Excerpt to read -
━━━━━━━━━━━━━━━━

American director and actress (born 1947)

Betty Thomas (born Betty Lucille Nienhauser; July 27, 1947) is an American director and actress. She is known for her role as Sergeant Lucy Bates on the television series Hill Street Blues, a role for which she was nominated for an Emmy award seven times, winning once. Her latest film (released in 2009), Alvin and the Chipmunks: The Squeakquel, was at the time the highest-grossing film ever directed by a solo woman director (although it has since been surpassed.)

==Early life==
Thomas was born Betty Lucille Nienhauser in St. Louis, Missouri, in 1947 to Nancy (née Brown) and William H. Nienhauser Sr. She graduated from Willoughby South High School, Willoughby, Ohio, in 1965. After high school Thomas attended Ohio University in Athens, Ohio, and graduated with a Bachelor of Fine Arts degree. Upon graduating Thomas worked as an artist and taught high school before becoming a part of The Second City, the premiere venue for improvisational theater in Chicago.

━━━━━━━━━━━━━━━━

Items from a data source
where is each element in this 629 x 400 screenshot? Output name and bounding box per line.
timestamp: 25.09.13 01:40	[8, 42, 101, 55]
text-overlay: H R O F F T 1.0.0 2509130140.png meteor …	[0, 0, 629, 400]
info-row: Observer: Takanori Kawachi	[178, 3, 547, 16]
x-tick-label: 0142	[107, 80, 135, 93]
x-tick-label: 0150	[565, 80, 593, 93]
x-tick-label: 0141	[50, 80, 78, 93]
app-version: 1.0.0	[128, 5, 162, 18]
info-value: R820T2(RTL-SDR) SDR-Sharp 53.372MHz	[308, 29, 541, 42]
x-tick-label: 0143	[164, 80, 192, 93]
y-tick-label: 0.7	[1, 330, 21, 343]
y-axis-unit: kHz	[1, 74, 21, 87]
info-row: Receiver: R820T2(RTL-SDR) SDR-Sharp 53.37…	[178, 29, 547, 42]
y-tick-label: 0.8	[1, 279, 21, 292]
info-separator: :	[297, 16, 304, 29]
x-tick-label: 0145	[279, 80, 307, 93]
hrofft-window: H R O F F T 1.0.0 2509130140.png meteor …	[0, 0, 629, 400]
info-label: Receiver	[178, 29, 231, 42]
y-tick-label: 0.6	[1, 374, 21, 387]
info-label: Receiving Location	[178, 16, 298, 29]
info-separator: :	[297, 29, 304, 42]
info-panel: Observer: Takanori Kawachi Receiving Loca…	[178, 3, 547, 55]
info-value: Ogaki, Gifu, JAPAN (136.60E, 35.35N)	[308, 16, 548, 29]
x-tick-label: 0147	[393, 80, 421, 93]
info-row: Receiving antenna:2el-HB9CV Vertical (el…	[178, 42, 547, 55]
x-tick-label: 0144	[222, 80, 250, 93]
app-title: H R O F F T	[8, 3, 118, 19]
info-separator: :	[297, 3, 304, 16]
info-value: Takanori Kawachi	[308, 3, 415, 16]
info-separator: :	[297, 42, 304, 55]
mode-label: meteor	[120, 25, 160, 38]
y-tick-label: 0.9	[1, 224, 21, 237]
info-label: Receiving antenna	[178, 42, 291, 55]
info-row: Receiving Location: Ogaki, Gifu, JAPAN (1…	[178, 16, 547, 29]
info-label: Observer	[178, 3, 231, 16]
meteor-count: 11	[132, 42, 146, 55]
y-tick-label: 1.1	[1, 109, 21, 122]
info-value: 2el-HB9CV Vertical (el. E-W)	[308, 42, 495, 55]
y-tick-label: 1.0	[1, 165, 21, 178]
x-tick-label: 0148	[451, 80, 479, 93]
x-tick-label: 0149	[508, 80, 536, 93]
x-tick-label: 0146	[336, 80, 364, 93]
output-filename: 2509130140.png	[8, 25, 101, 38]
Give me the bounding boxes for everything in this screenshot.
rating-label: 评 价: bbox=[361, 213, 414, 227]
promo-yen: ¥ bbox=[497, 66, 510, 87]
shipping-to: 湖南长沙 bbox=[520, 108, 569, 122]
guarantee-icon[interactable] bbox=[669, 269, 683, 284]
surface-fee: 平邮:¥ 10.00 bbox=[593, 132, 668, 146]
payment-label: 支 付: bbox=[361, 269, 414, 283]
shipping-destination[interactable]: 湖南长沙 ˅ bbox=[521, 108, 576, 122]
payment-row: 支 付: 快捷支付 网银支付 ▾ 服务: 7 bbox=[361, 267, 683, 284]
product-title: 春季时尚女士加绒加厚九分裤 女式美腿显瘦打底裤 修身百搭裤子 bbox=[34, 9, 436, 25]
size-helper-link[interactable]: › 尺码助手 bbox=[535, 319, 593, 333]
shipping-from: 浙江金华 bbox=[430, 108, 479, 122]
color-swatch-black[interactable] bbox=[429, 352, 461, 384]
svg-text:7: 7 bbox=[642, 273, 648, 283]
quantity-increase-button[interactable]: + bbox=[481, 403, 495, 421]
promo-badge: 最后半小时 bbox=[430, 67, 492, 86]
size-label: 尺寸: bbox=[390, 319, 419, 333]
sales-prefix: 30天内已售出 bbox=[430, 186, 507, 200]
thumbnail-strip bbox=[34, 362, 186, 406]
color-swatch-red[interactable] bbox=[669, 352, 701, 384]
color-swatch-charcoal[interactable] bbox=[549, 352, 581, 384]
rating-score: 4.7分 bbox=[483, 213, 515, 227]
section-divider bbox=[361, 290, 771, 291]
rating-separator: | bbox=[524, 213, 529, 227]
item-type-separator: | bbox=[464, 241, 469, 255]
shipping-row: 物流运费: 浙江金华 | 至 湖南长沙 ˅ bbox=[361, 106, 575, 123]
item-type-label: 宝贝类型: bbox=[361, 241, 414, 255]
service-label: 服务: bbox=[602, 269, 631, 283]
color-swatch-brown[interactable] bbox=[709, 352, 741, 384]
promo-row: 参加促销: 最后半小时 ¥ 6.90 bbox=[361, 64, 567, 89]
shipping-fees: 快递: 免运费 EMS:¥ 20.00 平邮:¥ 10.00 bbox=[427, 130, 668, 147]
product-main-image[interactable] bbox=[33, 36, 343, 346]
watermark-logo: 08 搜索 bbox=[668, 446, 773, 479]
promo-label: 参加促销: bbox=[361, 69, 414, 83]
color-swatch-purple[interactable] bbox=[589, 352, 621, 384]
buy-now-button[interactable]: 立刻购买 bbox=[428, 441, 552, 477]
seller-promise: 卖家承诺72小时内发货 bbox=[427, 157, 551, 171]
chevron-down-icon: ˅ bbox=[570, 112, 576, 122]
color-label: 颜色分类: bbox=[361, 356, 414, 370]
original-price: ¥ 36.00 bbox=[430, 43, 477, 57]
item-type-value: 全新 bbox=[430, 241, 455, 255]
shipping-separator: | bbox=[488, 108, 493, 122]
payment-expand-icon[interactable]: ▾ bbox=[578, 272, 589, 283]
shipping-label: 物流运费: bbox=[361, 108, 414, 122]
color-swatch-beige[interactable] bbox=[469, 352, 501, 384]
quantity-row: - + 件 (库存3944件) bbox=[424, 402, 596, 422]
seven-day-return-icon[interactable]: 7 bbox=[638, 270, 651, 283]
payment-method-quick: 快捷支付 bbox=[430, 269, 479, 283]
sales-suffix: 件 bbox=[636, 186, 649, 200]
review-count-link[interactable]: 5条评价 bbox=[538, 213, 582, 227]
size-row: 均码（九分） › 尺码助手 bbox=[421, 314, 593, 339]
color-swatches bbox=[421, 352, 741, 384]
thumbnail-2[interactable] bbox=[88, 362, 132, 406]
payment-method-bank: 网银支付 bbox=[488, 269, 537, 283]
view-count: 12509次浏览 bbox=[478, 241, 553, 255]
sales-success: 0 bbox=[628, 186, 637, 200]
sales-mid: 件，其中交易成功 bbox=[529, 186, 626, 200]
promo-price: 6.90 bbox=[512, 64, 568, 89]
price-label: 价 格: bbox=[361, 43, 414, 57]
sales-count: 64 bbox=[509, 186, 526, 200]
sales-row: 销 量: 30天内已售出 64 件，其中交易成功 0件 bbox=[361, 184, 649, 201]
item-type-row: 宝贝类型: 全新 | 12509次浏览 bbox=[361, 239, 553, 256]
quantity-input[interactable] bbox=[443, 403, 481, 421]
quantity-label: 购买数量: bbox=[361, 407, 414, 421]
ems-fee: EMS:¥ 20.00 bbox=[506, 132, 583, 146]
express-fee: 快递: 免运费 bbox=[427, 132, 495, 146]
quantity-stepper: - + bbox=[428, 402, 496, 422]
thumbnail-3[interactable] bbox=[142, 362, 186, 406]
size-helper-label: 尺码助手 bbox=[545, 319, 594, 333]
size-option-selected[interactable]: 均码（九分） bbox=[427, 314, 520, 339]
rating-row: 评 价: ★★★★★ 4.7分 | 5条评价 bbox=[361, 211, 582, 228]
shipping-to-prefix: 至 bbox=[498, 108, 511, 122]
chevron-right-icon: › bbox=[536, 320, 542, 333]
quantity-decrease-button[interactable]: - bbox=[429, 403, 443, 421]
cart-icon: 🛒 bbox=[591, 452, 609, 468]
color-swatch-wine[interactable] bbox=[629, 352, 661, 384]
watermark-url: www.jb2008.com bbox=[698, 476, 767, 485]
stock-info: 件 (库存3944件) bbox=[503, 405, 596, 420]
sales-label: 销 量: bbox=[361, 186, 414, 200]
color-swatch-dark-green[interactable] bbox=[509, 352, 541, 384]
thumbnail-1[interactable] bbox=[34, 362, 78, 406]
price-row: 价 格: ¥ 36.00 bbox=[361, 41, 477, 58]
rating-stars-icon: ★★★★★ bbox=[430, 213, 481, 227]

━━━━━━━━━━━━━━━━

Directions -
1. Reproduce the passage from the Betty Thomas text, starting with "American director and actress (born" and going on through "since been surpassed.)".
2. Carry on the Betty Thomas text from where it stops.

Results for the exercise -
1.
American director and actress (born 1947)

Betty Thomas (born Betty Lucille Nienhauser; July 27, 1947) is an American director and actress. She is known for her role as Sergeant Lucy Bates on the television series Hill Street Blues, a role for which she was nominated for an Emmy award seven times, winning once. Her latest film (released in 2009), Alvin and the Chipmunks: The Squeakquel, was at the time the highest-grossing film ever directed by a solo woman director (although it has since been surpassed.)

2.
===Second City===
Thomas came to her entertainment career by a circuitous route. While working as an artist and school teacher, she became a waitress at The Second City to earn extra cash for a trip abroad. While waiting on tables, Thomas was encouraged to try out for the troupe, and subsequently joined the company.

She was praised for her brassy and outspoken performances, and became the first woman to direct one of their MainStage theatre productions. Thomas also worked with several up and coming Second City alumni, most notably Bill Murray. When The Second City opened a Los Angeles branch, Thomas moved west. She later reunited with some of the Second City cast members when she appeared as special guest star in a 1983 episode of SCTV.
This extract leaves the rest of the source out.